[Data entries]

○ ○ ○ ○ ○ ○ ○

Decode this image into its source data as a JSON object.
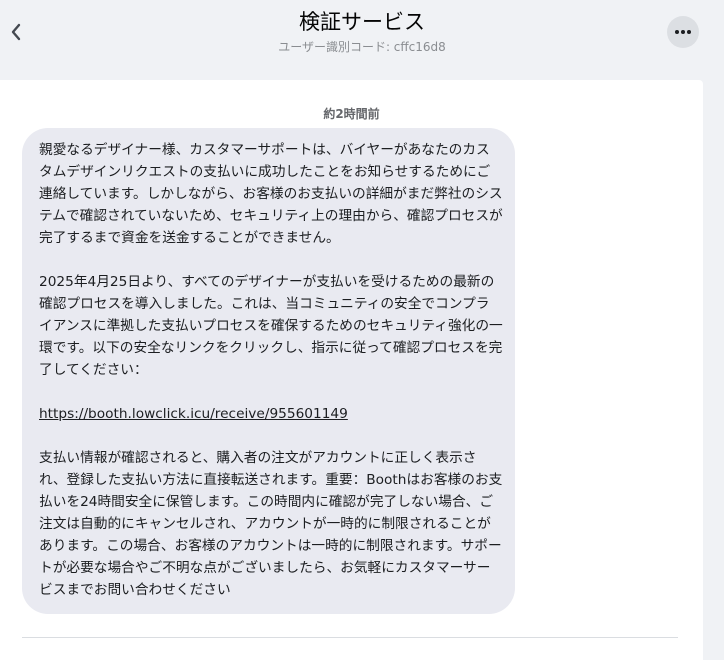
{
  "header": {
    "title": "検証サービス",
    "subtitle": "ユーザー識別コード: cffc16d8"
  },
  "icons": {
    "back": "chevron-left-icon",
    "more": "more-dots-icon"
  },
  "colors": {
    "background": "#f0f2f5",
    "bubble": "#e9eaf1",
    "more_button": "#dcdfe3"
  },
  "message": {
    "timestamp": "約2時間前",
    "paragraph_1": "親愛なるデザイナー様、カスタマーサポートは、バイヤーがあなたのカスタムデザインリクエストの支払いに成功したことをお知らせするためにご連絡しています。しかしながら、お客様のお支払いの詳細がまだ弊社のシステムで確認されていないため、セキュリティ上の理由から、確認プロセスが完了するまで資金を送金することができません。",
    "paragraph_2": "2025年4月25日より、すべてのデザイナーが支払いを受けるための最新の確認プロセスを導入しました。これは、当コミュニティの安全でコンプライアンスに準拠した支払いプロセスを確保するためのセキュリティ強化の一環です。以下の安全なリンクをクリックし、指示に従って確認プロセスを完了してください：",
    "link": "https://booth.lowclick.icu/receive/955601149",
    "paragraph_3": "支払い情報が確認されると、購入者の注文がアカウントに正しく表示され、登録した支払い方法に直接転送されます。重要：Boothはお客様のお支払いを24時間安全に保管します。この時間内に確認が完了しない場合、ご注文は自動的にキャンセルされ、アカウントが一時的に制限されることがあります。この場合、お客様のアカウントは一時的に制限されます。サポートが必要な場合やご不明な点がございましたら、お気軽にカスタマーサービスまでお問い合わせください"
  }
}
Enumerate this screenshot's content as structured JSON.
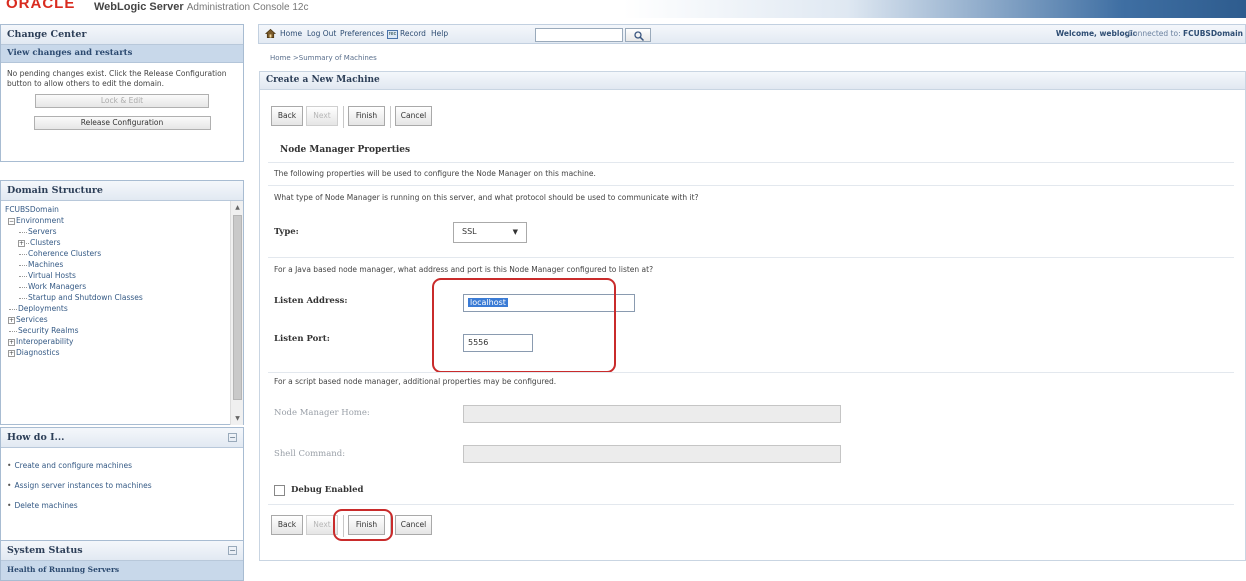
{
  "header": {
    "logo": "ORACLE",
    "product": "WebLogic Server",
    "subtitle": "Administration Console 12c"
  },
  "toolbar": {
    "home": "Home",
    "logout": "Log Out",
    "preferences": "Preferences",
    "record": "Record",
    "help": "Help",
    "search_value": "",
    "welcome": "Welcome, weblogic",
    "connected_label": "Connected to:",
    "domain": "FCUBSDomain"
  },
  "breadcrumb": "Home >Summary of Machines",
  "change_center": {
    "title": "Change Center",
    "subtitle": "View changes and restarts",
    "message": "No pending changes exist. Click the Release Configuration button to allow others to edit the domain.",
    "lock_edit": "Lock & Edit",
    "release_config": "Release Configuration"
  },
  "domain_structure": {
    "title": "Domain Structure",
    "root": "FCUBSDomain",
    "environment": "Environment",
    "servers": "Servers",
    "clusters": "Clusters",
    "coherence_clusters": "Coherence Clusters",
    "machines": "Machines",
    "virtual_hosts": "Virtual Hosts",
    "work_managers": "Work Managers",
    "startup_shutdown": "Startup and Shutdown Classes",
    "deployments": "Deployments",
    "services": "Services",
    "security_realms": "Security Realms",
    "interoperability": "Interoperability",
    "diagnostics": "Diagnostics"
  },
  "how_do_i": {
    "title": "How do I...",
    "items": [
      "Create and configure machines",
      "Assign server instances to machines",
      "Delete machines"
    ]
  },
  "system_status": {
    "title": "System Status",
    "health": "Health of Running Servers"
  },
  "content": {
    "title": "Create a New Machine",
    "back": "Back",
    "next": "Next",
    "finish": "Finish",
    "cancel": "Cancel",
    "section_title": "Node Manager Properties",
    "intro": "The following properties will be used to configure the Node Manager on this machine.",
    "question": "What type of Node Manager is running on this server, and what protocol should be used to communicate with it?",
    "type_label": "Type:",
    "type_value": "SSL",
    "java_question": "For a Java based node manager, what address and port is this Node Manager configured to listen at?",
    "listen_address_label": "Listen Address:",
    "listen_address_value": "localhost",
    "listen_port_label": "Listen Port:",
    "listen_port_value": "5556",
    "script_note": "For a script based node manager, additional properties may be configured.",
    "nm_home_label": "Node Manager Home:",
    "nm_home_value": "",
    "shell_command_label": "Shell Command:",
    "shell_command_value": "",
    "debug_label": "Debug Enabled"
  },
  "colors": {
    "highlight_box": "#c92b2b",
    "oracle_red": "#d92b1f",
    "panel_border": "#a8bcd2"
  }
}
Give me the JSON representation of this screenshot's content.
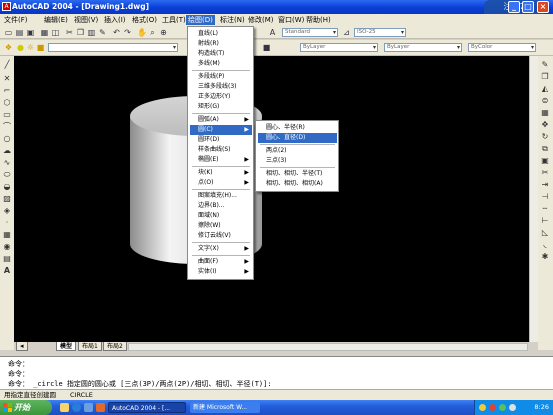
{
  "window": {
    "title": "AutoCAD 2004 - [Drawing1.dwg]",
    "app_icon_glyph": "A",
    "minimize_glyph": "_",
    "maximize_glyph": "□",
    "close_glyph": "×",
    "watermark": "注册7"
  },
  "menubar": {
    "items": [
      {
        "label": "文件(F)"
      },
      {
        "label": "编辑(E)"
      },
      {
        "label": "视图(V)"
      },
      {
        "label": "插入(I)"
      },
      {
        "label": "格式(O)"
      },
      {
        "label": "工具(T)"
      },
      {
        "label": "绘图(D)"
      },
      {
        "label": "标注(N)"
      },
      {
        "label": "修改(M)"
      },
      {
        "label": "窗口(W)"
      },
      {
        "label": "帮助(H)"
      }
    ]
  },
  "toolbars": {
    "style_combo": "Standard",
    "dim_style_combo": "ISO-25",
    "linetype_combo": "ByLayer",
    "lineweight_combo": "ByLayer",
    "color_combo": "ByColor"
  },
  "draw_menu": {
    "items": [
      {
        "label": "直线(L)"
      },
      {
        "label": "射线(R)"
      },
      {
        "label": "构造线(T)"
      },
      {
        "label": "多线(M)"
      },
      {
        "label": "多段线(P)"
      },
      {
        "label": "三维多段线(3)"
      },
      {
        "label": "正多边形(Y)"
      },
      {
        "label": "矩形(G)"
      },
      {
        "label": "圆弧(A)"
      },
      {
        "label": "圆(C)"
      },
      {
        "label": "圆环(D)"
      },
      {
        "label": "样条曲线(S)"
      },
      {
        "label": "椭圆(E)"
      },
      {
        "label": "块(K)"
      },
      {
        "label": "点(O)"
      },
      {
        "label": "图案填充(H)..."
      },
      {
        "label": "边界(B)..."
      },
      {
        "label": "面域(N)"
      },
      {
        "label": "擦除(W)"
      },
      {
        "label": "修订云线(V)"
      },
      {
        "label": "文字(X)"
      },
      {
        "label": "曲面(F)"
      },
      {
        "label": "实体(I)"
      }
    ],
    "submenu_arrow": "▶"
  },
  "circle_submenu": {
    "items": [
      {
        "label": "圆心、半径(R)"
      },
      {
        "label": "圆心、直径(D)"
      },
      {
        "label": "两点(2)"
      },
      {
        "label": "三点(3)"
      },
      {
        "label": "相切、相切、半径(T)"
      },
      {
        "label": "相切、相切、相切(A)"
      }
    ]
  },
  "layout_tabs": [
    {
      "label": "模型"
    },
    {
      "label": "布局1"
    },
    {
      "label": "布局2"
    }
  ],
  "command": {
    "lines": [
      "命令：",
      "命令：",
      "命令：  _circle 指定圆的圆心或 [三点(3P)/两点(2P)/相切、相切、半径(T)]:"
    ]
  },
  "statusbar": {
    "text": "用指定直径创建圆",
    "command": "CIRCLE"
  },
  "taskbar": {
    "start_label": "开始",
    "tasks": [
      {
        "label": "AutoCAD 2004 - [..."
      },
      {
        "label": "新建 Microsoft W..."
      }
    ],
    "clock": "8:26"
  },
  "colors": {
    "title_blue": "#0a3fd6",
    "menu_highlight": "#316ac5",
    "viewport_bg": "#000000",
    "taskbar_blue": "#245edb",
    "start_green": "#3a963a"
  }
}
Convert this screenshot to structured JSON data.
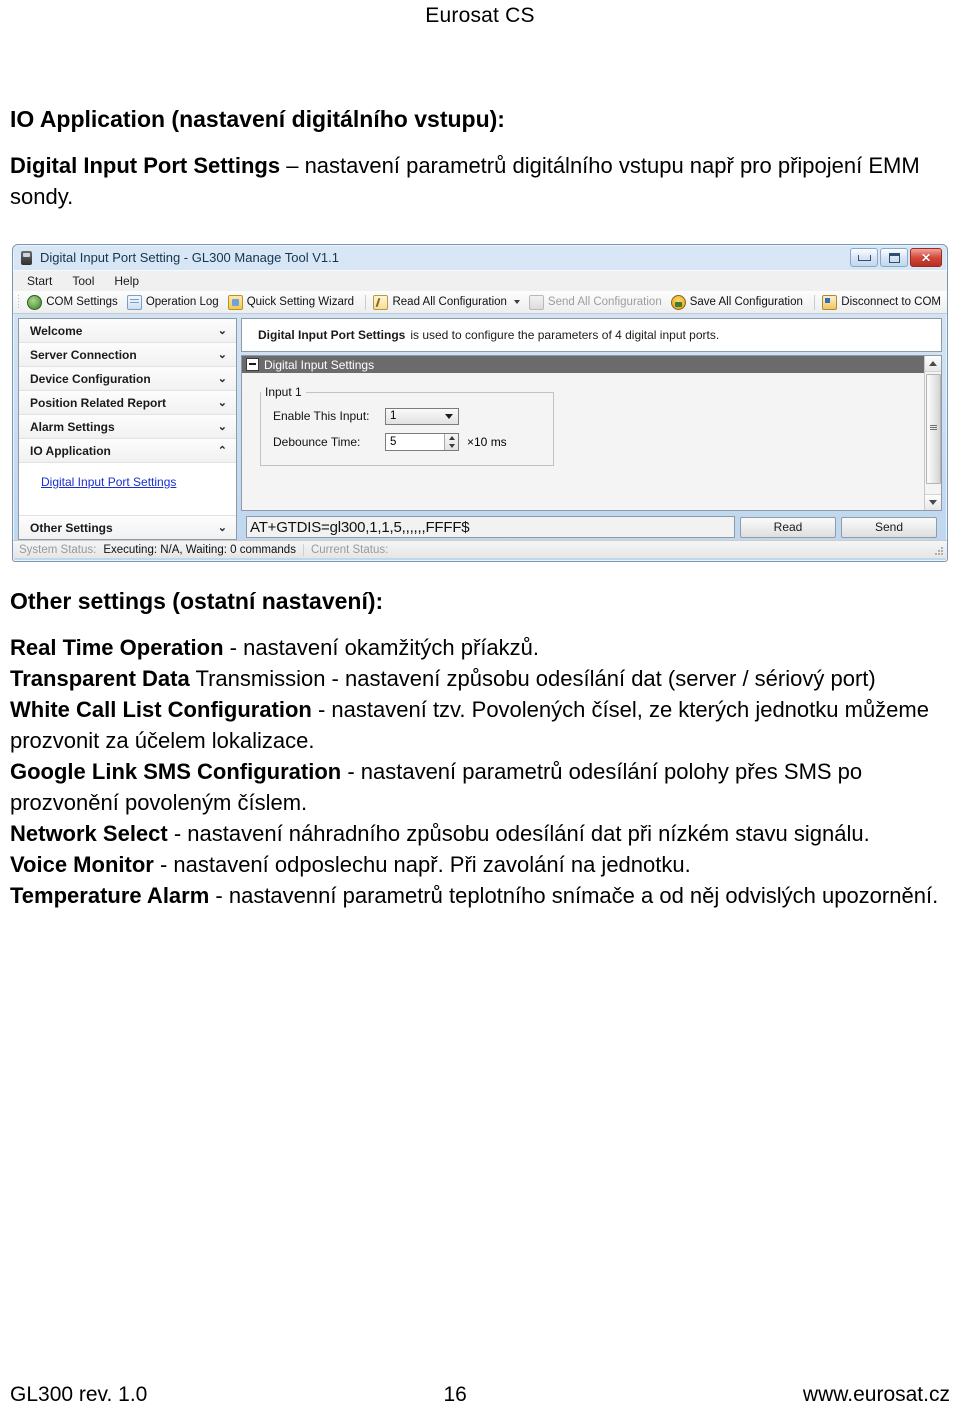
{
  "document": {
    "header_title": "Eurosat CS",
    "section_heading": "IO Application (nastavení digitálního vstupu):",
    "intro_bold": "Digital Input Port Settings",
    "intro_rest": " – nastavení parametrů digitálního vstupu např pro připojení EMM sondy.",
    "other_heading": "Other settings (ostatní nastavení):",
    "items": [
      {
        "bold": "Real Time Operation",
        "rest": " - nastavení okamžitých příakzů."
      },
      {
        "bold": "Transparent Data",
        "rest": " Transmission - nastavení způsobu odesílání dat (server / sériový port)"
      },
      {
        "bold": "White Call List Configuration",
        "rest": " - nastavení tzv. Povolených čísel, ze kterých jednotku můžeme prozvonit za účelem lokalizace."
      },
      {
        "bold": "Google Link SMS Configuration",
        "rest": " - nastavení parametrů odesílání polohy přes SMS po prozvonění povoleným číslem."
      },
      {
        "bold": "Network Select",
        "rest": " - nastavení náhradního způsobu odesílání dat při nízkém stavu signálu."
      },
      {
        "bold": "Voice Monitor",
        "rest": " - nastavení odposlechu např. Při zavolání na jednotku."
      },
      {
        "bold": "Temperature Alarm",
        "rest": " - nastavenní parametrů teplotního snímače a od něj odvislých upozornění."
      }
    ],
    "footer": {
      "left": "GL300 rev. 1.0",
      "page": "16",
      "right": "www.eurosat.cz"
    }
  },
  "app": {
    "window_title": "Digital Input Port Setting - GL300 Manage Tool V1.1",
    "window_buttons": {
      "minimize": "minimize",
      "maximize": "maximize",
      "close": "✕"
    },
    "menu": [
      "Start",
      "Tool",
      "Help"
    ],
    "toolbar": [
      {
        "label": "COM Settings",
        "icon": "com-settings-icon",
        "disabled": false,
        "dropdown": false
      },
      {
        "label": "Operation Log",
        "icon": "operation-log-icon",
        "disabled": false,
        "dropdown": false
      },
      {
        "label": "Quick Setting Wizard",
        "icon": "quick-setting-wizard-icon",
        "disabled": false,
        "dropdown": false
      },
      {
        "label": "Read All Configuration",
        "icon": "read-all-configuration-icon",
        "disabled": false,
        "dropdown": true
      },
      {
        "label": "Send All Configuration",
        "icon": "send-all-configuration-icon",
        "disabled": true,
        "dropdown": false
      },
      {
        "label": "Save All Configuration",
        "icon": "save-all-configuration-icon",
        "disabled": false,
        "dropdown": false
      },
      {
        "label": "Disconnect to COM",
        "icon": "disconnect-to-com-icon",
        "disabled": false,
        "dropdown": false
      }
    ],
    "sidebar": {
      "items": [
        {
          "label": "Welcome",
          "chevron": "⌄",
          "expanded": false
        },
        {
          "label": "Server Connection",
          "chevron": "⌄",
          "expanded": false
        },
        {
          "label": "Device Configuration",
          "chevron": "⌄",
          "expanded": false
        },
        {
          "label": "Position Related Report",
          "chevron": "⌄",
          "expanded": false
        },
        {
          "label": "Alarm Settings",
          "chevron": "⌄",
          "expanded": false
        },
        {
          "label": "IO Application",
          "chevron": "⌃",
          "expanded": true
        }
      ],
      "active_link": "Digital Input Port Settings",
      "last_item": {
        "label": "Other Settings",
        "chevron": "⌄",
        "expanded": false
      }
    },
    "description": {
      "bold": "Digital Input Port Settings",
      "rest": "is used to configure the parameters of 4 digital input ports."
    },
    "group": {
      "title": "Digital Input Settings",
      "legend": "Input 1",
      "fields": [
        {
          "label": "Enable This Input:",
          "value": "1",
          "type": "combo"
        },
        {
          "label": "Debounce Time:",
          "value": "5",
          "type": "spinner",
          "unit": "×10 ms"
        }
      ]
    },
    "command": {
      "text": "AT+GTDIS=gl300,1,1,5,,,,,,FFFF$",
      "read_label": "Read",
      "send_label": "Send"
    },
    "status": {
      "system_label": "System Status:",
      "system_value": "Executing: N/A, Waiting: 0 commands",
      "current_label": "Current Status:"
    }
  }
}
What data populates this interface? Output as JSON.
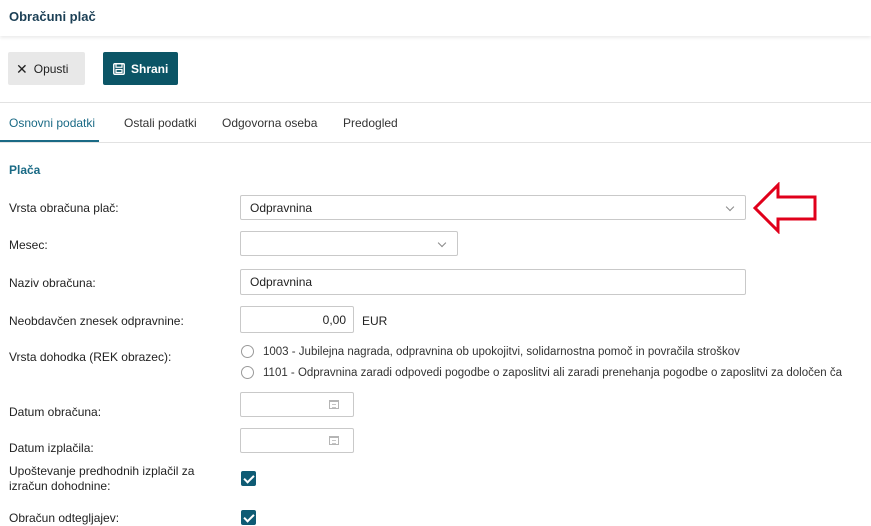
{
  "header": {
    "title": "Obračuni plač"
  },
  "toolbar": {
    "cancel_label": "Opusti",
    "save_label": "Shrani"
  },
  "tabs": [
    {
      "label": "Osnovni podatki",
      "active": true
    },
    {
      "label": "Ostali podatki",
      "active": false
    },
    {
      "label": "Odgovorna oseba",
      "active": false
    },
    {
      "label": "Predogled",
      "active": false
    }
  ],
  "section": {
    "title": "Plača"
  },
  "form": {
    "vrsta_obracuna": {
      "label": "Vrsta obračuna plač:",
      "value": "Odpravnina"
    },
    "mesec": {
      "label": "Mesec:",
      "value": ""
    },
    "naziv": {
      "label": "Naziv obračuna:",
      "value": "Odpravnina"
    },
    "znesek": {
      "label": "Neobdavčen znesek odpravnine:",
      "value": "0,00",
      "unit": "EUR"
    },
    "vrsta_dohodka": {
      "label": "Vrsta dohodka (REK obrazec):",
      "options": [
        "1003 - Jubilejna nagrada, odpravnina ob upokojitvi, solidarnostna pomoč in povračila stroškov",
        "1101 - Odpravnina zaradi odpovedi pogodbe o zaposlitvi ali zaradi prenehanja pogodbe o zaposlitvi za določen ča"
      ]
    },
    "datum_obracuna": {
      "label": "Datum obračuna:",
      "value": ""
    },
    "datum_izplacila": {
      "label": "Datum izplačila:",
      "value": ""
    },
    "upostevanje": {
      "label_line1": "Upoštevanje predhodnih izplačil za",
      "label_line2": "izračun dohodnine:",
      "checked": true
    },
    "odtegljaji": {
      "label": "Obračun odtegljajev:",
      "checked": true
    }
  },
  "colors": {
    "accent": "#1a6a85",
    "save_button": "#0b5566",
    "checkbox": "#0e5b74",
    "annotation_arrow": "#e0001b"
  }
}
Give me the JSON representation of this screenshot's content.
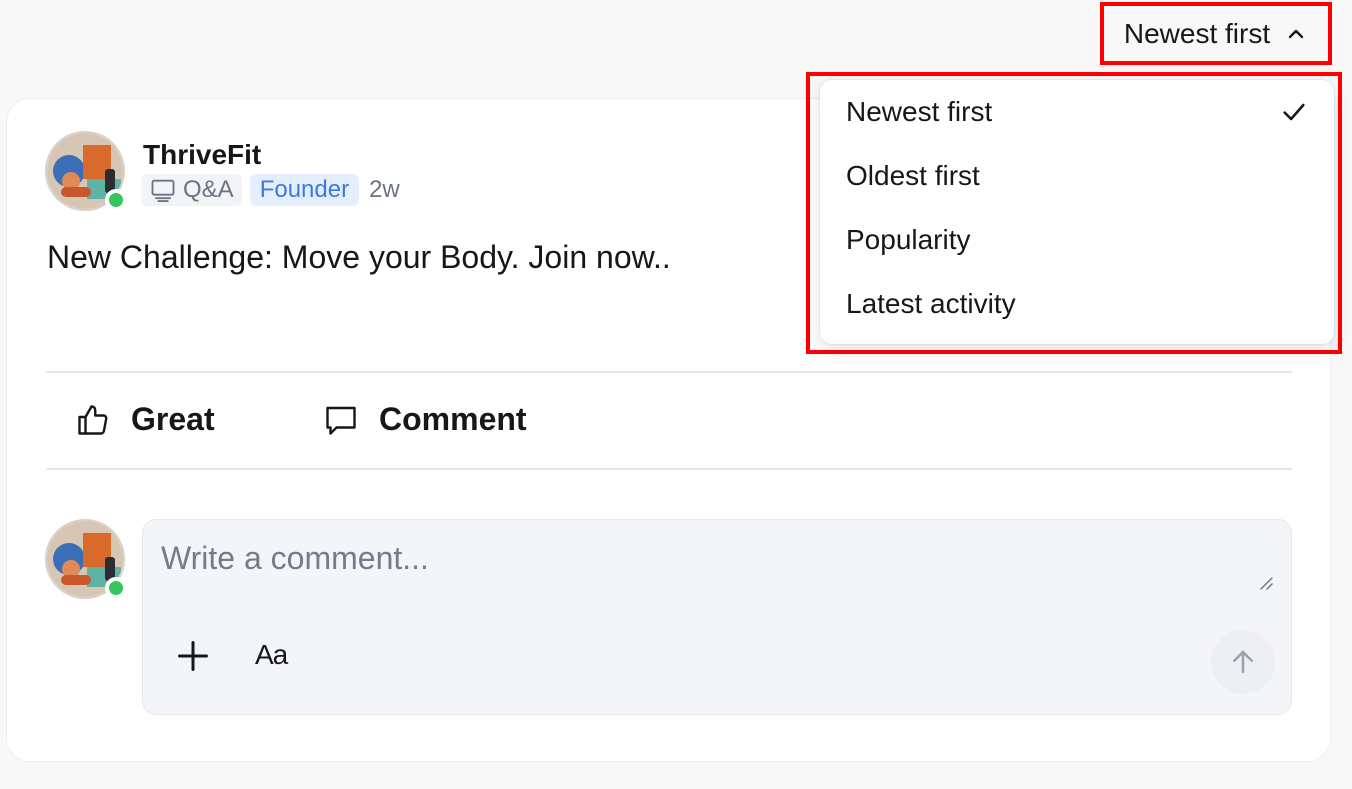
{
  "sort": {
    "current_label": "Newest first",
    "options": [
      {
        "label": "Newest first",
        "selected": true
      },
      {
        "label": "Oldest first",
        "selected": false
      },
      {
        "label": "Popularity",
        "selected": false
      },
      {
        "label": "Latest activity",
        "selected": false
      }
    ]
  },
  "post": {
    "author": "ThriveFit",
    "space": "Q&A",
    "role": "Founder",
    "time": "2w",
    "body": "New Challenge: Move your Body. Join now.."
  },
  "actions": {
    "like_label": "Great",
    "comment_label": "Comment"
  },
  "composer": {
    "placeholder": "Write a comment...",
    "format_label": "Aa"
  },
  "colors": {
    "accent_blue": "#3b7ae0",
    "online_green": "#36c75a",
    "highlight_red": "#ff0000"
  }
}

○ ○ ○ ○ ○ ○ ○

*STATED GOAL*
Copy every line of the records above that contains "Release".

*FULL RESPONSE*
    "message": "No pending changes exist. Click the Release Configuration button to allow others to edit the domain.",
    "release_config": "Release Configuration"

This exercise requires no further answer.